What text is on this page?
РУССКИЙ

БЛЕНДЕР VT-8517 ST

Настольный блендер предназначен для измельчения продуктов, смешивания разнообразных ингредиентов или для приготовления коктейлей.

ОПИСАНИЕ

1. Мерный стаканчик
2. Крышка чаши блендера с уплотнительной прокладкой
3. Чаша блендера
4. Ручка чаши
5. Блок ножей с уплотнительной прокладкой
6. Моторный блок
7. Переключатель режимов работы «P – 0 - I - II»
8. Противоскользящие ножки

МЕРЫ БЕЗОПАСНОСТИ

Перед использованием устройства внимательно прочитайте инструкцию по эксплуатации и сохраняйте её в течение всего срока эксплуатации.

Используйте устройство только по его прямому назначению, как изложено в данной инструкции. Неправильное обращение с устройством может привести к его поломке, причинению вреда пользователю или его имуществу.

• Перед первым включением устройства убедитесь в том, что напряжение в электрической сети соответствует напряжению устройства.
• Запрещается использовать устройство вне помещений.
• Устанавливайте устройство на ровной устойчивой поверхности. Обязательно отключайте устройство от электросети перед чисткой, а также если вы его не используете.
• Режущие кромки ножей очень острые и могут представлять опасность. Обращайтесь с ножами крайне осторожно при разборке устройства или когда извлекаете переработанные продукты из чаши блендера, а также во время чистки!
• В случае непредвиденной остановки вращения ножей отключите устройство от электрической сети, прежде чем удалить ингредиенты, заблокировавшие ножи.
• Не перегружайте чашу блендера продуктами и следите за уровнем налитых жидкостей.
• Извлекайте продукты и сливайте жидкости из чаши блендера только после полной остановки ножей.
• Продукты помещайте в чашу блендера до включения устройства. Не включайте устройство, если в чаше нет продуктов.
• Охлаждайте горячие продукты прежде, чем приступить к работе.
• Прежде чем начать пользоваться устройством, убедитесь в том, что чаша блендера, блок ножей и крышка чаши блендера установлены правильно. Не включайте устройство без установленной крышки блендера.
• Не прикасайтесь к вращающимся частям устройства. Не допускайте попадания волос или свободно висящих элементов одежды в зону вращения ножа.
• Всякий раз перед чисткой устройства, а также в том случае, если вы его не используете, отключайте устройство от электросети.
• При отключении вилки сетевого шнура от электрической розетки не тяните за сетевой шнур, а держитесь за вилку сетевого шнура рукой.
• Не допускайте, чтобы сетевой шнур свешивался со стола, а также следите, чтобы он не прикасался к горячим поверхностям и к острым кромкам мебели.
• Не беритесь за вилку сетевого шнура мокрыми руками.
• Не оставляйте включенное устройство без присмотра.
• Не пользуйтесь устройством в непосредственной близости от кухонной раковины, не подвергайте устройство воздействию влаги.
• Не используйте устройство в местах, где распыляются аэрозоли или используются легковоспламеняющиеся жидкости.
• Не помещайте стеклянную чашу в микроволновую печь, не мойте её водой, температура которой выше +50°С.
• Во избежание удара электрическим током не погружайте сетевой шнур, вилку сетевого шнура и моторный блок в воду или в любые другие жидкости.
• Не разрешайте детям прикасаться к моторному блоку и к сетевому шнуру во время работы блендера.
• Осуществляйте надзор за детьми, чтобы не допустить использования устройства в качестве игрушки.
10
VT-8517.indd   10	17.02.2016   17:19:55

________________________

Select all lines in the listing above where the word "работы" appears, and show them.

7. Переключатель режимов работы «P – 0 - I - II»
• Не разрешайте детям прикасаться к моторному блоку и к сетевому шнуру во время работы блендера.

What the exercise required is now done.